#### [WHAT IS REQUIRED]
Which of the lines below holds the string "tiers"? Copy every line that does.

________________________________________

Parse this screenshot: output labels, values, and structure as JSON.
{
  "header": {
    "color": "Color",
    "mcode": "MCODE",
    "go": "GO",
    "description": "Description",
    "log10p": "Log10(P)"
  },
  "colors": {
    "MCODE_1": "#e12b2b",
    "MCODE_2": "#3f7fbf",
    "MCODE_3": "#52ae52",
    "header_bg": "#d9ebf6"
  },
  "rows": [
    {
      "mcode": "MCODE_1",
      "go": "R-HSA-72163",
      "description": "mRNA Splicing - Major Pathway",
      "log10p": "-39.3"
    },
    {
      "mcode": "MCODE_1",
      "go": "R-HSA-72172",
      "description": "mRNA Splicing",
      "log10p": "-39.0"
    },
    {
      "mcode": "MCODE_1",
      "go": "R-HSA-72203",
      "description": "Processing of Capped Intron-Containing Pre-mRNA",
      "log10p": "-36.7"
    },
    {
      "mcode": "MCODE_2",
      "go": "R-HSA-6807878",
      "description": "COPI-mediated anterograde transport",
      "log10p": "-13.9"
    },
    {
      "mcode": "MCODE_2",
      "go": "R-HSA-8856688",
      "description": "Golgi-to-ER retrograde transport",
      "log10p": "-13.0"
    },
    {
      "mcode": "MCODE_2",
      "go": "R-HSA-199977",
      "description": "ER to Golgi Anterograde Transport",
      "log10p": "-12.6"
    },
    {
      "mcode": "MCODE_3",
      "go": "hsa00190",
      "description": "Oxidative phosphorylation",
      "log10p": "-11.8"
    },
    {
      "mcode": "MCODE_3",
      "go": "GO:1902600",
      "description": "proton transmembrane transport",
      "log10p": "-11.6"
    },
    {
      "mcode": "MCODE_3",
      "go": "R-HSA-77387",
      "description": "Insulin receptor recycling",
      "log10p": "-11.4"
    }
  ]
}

________________________________________

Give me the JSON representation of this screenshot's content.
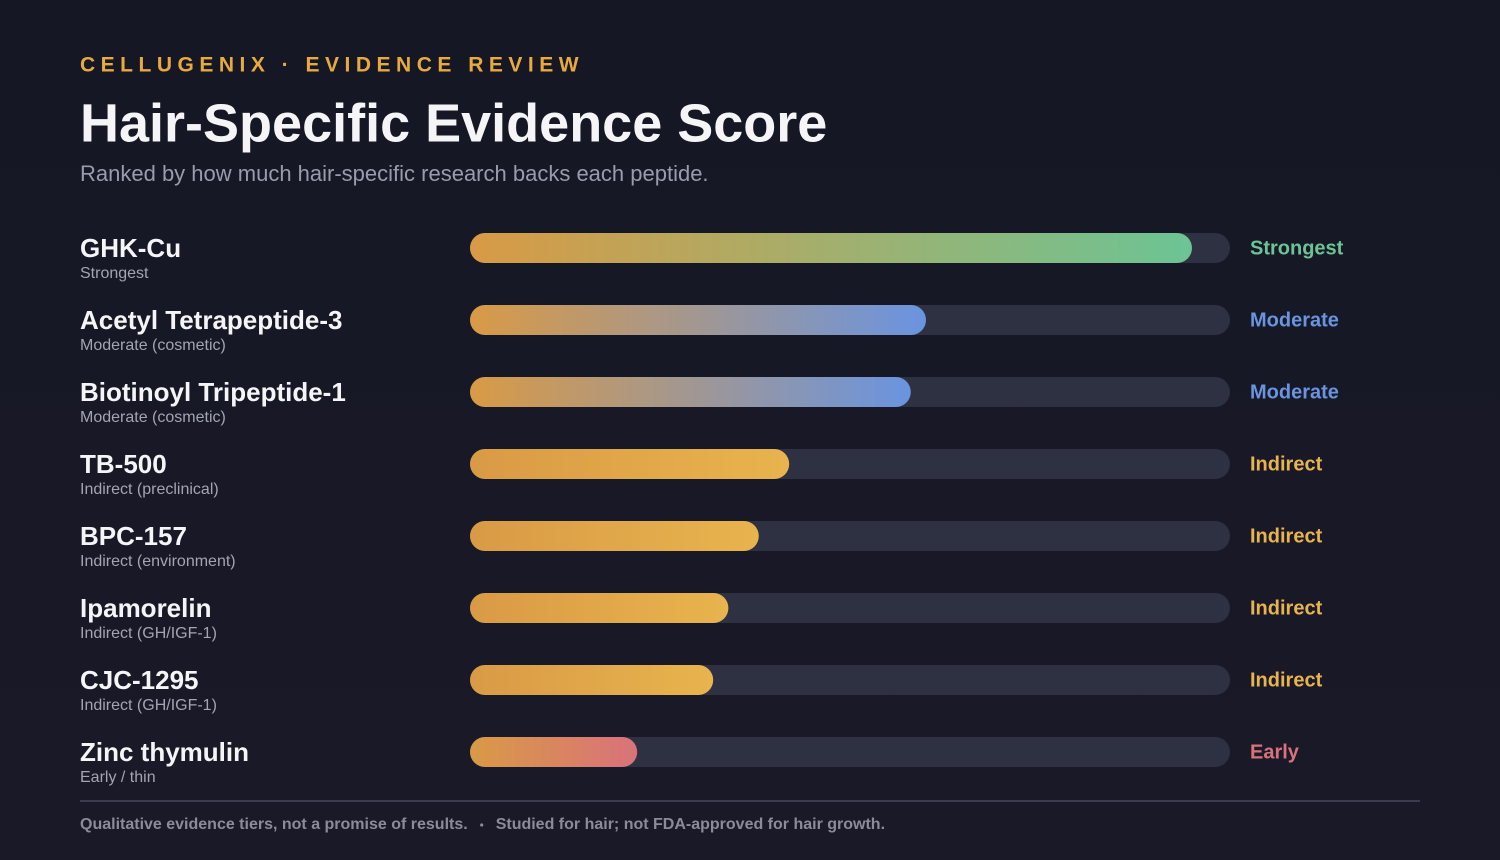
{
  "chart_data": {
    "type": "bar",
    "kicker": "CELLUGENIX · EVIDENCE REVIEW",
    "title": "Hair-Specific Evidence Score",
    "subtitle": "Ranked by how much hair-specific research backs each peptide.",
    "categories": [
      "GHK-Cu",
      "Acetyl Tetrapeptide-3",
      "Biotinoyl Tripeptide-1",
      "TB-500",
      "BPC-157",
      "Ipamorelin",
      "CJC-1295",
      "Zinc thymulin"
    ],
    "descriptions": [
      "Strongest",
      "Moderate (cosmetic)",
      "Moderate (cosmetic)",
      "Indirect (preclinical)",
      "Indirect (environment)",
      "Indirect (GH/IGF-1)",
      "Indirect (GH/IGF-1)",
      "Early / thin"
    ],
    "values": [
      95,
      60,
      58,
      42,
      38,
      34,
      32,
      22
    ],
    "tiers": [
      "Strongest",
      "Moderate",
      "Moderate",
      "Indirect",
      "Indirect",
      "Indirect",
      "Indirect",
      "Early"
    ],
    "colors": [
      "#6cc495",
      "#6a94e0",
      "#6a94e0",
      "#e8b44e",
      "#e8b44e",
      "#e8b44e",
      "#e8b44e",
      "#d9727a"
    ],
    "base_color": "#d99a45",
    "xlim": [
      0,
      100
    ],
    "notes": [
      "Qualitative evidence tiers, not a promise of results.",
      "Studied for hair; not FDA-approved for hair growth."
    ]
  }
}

________________________________________

#### [TASK RESULT]
    "tiers": [
      "Qualitative evidence tiers, not a promise of results.",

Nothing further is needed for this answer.